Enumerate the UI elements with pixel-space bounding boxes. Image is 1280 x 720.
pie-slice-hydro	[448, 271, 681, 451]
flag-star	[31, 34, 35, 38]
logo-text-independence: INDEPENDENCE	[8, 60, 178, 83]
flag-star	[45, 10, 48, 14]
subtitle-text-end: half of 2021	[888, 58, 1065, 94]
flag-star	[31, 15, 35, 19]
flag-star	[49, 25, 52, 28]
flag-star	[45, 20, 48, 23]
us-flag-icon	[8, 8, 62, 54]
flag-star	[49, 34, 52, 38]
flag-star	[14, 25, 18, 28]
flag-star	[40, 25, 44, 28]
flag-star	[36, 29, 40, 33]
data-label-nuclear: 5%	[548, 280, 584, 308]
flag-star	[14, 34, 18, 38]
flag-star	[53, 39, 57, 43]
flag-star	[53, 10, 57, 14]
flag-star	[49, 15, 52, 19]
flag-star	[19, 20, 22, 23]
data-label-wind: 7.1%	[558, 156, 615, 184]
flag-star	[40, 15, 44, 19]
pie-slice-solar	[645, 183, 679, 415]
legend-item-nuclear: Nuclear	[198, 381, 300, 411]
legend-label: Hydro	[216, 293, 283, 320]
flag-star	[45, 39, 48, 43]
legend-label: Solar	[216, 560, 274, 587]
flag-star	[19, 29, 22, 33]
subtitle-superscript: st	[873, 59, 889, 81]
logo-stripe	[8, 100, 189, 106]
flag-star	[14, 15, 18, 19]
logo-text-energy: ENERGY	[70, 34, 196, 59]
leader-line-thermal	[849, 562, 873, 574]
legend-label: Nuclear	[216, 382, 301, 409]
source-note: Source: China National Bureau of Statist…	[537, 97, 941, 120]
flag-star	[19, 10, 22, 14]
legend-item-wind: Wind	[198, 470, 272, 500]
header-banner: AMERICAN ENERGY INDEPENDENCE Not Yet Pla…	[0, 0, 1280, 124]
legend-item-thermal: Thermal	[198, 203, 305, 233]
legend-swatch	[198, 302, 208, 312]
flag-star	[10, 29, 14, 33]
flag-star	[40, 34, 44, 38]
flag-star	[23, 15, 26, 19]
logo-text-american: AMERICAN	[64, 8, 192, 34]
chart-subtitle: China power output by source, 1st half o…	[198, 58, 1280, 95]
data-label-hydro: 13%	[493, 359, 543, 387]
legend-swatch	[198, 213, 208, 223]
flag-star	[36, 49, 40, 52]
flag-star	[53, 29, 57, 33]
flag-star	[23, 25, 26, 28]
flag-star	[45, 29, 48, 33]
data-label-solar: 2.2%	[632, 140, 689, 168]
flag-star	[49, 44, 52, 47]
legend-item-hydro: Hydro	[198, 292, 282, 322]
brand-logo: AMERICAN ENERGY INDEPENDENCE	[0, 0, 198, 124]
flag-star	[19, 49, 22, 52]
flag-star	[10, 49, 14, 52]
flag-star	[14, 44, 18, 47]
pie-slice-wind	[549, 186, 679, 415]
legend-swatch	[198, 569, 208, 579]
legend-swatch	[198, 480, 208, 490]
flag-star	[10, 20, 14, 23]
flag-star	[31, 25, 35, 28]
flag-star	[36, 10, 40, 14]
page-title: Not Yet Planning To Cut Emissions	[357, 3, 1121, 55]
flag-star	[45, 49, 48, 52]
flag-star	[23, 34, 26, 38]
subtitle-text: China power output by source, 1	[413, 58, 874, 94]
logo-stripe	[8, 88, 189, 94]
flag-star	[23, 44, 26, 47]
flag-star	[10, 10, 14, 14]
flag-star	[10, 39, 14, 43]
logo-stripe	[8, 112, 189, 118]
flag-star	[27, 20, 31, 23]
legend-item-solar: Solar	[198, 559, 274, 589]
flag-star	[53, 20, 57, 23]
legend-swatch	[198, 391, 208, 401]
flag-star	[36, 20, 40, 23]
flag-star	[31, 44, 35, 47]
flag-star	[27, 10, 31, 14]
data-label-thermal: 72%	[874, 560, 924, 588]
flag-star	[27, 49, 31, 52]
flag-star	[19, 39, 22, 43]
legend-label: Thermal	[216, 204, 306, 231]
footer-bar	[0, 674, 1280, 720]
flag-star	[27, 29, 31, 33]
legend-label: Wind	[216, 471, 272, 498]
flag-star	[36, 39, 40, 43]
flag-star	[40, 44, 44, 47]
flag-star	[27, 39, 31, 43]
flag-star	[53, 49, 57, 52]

- **Job**: Put every line of the records above into a JSON list of strings, one string per line, and leave out blank lines.

- **Correct answer**:
[
  "Enumerate the UI elements with pixel-space bounding boxes. Image is 1280 x 720.",
  "pie-slice-hydro\t[448, 271, 681, 451]",
  "flag-star\t[31, 34, 35, 38]",
  "logo-text-independence: INDEPENDENCE\t[8, 60, 178, 83]",
  "flag-star\t[45, 10, 48, 14]",
  "subtitle-text-end: half of 2021\t[888, 58, 1065, 94]",
  "flag-star\t[31, 15, 35, 19]",
  "flag-star\t[49, 25, 52, 28]",
  "flag-star\t[45, 20, 48, 23]",
  "us-flag-icon\t[8, 8, 62, 54]",
  "flag-star\t[49, 34, 52, 38]",
  "flag-star\t[14, 25, 18, 28]",
  "flag-star\t[40, 25, 44, 28]",
  "flag-star\t[36, 29, 40, 33]",
  "data-label-nuclear: 5%\t[548, 280, 584, 308]",
  "flag-star\t[14, 34, 18, 38]",
  "flag-star\t[53, 39, 57, 43]",
  "flag-star\t[53, 10, 57, 14]",
  "flag-star\t[49, 15, 52, 19]",
  "flag-star\t[19, 20, 22, 23]",
  "data-label-wind: 7.1%\t[558, 156, 615, 184]",
  "flag-star\t[40, 15, 44, 19]",
  "pie-slice-solar\t[645, 183, 679, 415]",
  "legend-item-nuclear: Nuclear\t[198, 381, 300, 411]",
  "legend-label: Hydro\t[216, 293, 283, 320]",
  "flag-star\t[45, 39, 48, 43]",
  "legend-label: Solar\t[216, 560, 274, 587]",
  "flag-star\t[19, 29, 22, 33]",
  "subtitle-superscript: st\t[873, 59, 889, 81]",
  "logo-stripe\t[8, 100, 189, 106]",
  "flag-star\t[14, 15, 18, 19]",
  "logo-text-energy: ENERGY\t[70, 34, 196, 59]",
  "leader-line-thermal\t[849, 562, 873, 574]",
  "legend-label: Nuclear\t[216, 382, 301, 409]",
  "source-note: Source: China National Bureau of Statist…\t[537, 97, 941, 120]",
  "flag-star\t[19, 10, 22, 14]",
  "legend-item-wind: Wind\t[198, 470, 272, 500]",
  "header-banner: AMERICAN ENERGY INDEPENDENCE Not Yet Pla…\t[0, 0, 1280, 124]",
  "legend-item-thermal: Thermal\t[198, 203, 305, 233]",
  "legend-swatch\t[198, 302, 208, 312]",
  "flag-star\t[10, 29, 14, 33]",
  "flag-star\t[40, 34, 44, 38]",
  "flag-star\t[23, 15, 26, 19]",
  "logo-text-american: AMERICAN\t[64, 8, 192, 34]",
  "chart-subtitle: China power output by source, 1st half o…\t[198, 58, 1280, 95]",
  "data-label-hydro: 13%\t[493, 359, 543, 387]",
  "legend-swatch\t[198, 213, 208, 223]",
  "flag-star\t[36, 49, 40, 52]",
  "flag-star\t[53, 29, 57, 33]",
  "flag-star\t[23, 25, 26, 28]",
  "flag-star\t[45, 29, 48, 33]",
  "data-label-solar: 2.2%\t[632, 140, 689, 168]",
  "flag-star\t[49, 44, 52, 47]",
  "legend-item-hydro: Hydro\t[198, 292, 282, 322]",
  "brand-logo: AMERICAN ENERGY INDEPENDENCE\t[0, 0, 198, 124]",
  "flag-star\t[19, 49, 22, 52]",
  "flag-star\t[10, 49, 14, 52]",
  "flag-star\t[14, 44, 18, 47]",
  "pie-slice-wind\t[549, 186, 679, 415]",
  "legend-swatch\t[198, 569, 208, 579]",
  "legend-swatch\t[198, 480, 208, 490]",
  "flag-star\t[10, 20, 14, 23]",
  "flag-star\t[31, 25, 35, 28]",
  "flag-star\t[36, 10, 40, 14]",
  "page-title: Not Yet Planning To Cut Emissions\t[357, 3, 1121, 55]",
  "flag-star\t[45, 49, 48, 52]",
  "flag-star\t[23, 34, 26, 38]",
  "subtitle-text: China power output by source, 1\t[413, 58, 874, 94]",
  "logo-stripe\t[8, 88, 189, 94]",
  "flag-star\t[23, 44, 26, 47]",
  "flag-star\t[10, 10, 14, 14]",
  "flag-star\t[10, 39, 14, 43]",
  "logo-stripe\t[8, 112, 189, 118]",
  "flag-star\t[27, 20, 31, 23]",
  "legend-item-solar: Solar\t[198, 559, 274, 589]",
  "flag-star\t[53, 20, 57, 23]",
  "legend-swatch\t[198, 391, 208, 401]",
  "flag-star\t[36, 20, 40, 23]",
  "flag-star\t[31, 44, 35, 47]",
  "flag-star\t[27, 10, 31, 14]",
  "data-label-thermal: 72%\t[874, 560, 924, 588]",
  "flag-star\t[27, 49, 31, 52]",
  "flag-star\t[19, 39, 22, 43]",
  "legend-label: Thermal\t[216, 204, 306, 231]",
  "footer-bar\t[0, 674, 1280, 720]",
  "flag-star\t[27, 29, 31, 33]",
  "legend-label: Wind\t[216, 471, 272, 498]",
  "flag-star\t[36, 39, 40, 43]",
  "flag-star\t[40, 44, 44, 47]",
  "flag-star\t[27, 39, 31, 43]",
  "flag-star\t[53, 49, 57, 52]"
]